• Estratto:
* * *

In attesa di riscontro, porgo distinti saluti.

... nome cognome ...


Da inviare a: serv.foreste@provincia.tn.it

domenica 15 maggio 2011

Chi ha visto Mina?


E' stata smarrita a Pergine una bellissima gattina di cui pubblichiamo l'appello:
chi l'avesse trovata o avvistata per favore contatti subito la proprietaria! Pensiamo se succedesse a noi.. l'ansia di aver perso un nostro animale, un essere a cui eravamo e siamo affezzionati.. pensiamo che gioia sarebbe poterlo ritrovare e riabbracciare..!!
Collaboriamo tutti!

giovedì 12 maggio 2011

L'inaugurazione della nuova area cani di Pergine


Riceviamo da Luciana l'attesa notizia della realizzazione della nuova area cani di Pergine e volentieri pubblichiamo auspicando segnali ed esempi sempre più frequenti di convivenza possibile e felice tra l'uomo e gli animali. Grazie Luciana, anche per l'entusiasmo e la grinta con cui hai lavorato per raggiungere questo bel risultato!

Domenica 5 giugno 2011 ad ore 11.00 presso il Parco del Fersina in loc. Brazzaniga

Anche a Pergine, a seguito delle numerose richieste è stato realizzato uno spazio recintato e sicuro da utilizzare per lasciar correre gli animali; i nostri amici a quattro zampe possono così correre e giocare in uno spazio a loro dedicato in un area decentrata e lontana dalle abitazioni, facilmente raggiungibile e non eccessivamente utilizzata da altri utenti in quanto priva di attrezzature ludiche.
Questo spazio andrà incontro contestualmente a due bisogni: da una parte si risponde alla necessità ed al diritto di pedoni e di ciclisti i quali chiedono sicurezza nei loro spostamenti all’interno dell’area fersinale, evitando spiacevoli e pericolosi incontri di amici a quattro zampe non condotti al guinzaglio dai propri padroni. Dall’altra si offre l’opportunità ai proprietari di cani di far giocare gli animali in ambiente sicuro, recintato e dedicato.

mercoledì 4 maggio 2011

Shila e Dorina ADOTTATE AUGURI :-)



Shila e Dorina appartengono ad una signora di Trento che per gravi problemi di salute è costretta a separarsi dalle sue adorate cagnoline. Riportiamo l'appello sperando di riuscire a trovar loro una famiglia o una persona seria e accogliente! Sarebbe bello venissero adottate in coppia ma evidentemente valuteremo anche l'adozione singola. Per loro contattateci al 3474555672

Dorina: ha 3 anni, proviene dal sud ed esattamente da Napoli, è una taglia media/piccola (sui 12 chili), di color miele. Regolarmente vaccinata e sterilizzata, ha microchip inserito e passaporto europeo con tutta la documentazione in regola. Dorina tra le due è quella che avrebbe più bisogno di un bel giardino dove poter sfogare il suo carattere vivace e gioioso, abituata alla presenza di gatti e di altri cani, non ha mai morso e adora i bambini.

* * *

Voci di dati memorizzate
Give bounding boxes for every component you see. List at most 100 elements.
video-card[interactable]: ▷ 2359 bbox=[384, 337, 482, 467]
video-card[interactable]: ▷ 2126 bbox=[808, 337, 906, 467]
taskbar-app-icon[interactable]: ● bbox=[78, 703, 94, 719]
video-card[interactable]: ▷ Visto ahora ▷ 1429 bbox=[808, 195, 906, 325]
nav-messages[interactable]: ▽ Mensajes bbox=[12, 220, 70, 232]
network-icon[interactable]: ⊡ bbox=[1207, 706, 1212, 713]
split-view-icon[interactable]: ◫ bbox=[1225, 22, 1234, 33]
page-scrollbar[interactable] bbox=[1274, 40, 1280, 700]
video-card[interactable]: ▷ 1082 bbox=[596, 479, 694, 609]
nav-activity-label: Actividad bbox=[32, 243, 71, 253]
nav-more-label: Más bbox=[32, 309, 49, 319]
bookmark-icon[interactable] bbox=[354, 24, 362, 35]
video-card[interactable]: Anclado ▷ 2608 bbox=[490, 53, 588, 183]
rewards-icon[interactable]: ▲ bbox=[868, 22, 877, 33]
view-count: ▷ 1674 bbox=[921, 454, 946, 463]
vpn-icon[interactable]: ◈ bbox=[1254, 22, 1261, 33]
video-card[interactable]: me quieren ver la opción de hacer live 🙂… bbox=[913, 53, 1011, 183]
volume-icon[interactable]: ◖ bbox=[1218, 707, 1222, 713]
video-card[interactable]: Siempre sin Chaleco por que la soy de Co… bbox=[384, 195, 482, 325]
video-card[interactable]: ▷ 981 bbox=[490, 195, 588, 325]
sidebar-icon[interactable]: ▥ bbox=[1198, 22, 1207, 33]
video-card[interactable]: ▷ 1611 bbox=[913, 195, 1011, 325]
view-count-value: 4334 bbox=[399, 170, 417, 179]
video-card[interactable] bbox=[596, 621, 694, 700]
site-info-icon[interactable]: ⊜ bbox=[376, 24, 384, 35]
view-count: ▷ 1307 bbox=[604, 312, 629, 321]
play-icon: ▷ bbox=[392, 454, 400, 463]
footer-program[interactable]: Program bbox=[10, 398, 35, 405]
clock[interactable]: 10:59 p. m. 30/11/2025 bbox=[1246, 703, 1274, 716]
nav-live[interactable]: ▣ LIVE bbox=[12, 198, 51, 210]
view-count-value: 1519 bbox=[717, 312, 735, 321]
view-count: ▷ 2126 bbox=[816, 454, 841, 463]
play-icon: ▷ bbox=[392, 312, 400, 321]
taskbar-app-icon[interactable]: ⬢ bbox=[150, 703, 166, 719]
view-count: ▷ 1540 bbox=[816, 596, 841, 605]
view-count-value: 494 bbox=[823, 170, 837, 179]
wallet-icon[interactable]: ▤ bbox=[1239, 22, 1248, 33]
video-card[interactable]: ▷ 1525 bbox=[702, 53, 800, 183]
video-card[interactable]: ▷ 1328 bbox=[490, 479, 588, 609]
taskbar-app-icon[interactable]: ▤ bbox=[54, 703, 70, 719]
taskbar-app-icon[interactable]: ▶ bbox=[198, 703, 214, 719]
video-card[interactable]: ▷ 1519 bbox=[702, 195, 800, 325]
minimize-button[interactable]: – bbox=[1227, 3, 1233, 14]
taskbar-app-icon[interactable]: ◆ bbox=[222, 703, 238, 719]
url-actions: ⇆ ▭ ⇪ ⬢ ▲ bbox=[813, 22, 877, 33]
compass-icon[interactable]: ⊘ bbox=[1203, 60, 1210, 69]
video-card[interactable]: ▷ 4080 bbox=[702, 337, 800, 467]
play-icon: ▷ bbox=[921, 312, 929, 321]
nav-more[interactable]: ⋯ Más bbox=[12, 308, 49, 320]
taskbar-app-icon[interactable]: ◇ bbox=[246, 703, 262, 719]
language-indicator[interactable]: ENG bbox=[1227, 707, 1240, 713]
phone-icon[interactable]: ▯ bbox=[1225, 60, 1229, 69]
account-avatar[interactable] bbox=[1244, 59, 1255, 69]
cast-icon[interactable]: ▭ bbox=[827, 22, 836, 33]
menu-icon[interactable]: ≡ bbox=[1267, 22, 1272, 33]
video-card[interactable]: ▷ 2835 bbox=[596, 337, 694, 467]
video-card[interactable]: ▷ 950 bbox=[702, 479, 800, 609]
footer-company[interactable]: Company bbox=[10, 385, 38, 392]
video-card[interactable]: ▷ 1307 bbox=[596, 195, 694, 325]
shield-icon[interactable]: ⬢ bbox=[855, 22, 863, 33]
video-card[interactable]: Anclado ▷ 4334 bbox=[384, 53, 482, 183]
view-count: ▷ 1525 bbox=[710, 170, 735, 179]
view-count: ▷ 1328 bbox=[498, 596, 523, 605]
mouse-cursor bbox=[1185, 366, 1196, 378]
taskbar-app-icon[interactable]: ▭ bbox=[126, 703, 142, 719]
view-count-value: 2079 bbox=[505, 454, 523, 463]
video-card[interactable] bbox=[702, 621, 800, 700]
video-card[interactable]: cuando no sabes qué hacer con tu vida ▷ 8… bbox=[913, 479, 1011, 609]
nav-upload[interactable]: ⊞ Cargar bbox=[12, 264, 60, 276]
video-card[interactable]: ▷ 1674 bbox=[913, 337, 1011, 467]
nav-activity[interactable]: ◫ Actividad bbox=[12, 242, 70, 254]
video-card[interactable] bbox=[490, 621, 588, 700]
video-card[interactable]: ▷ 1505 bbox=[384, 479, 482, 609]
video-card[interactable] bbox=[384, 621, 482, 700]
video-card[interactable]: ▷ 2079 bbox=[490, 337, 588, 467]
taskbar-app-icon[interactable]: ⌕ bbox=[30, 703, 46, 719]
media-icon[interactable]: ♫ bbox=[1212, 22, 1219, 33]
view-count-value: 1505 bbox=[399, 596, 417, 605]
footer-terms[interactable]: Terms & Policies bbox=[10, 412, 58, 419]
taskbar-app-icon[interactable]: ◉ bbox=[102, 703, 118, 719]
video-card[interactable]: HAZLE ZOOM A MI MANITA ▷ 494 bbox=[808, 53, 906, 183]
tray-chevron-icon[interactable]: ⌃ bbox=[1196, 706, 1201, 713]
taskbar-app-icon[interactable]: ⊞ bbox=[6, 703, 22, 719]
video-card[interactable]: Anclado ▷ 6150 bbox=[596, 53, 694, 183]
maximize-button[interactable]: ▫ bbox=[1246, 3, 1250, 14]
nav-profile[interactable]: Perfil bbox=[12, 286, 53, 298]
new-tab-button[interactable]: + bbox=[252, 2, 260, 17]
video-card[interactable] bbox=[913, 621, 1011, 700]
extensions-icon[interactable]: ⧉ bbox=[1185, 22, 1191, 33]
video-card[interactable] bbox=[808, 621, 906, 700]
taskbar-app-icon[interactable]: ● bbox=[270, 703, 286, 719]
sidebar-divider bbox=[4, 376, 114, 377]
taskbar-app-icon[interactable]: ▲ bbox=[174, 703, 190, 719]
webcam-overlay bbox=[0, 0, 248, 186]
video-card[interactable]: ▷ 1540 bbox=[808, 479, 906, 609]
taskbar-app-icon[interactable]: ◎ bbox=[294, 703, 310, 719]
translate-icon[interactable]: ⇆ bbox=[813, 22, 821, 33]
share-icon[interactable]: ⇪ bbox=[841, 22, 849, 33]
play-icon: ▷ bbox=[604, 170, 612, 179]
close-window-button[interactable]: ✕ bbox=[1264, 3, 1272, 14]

* * *

• Compito A:
Secondo l'estratto sugli animali, in che giorno, a che ora e in quale luogo si terrà l'inaugurazione della nuova area cani di Pergine?
• Compito B:
Prosegui l'estratto sugli animali a partire dalla sua ultima frase, mantenendone tono e stile.

• Risposta A:
Domenica 5 giugno 2011 alle ore 11.00, presso il Parco del Fersina in località Brazzaniga.

• Risposta B:
Shila: ha 6/7 anni, proviene da Bari, l'ho presa in quanto aveva una brutta infezione alla testolina. So che è è stata sequestrata ad una famiglia che la maltrattava e che la usava come fattrice facendola partorire spesso nel corso dell'anno. L'avevo vista in un annuncio e mi aveva tolto il cuore.. ricordo di essere andata a prendermela con il treno a Bologna, era in condizioni pietose, non era sterilizzata e tantomeno vaccinata.. puzzava come una capra e soprattutto in testa aveva questa crostona che spurgava pus maleodorante.. il mio veterinario l'ha curata a suon di cortisone ed antibiotici, io regolarmente le facevo il bagnetto con disinfettanti fino a quando è guarita completamente, la crostina è caduta ma purtroppo sulla testolina è rimasta una chiazza di alopecia in quanto i bulpi piliferi sono stati danneggiati alla radice. Shila soffre di malasezzia, non è una cosa contagiosa ma un'iperproduttività di sebo belle orecchie che vanno regolarmente pulite con un semplice cotton fiok. Per il resto sta bene, ha sofferto di cristalli di struvite nelle vie urinarie ma ora pare aver risolto il problema, mangia croccantini, meglio se specifici. Per essere una yorkie non è mai nervosetta ma buona e paziente, non ha mai sporcato in casa, è ubbidiente e quando la si chiama ti corre incontro, cammina senza guinzaglio al tuo fianco (a patto che non si trovi in una strada trafficata!). Anche lei ora è sterilizzata ed in regola con vaccini e documentazione. Shila è una cagnolina piccola piccola (pesa sui 5 Kg), per lei sarebbe meglio vivere in un appartamento, abituata ad altri cani e anche alla presenza di gatti.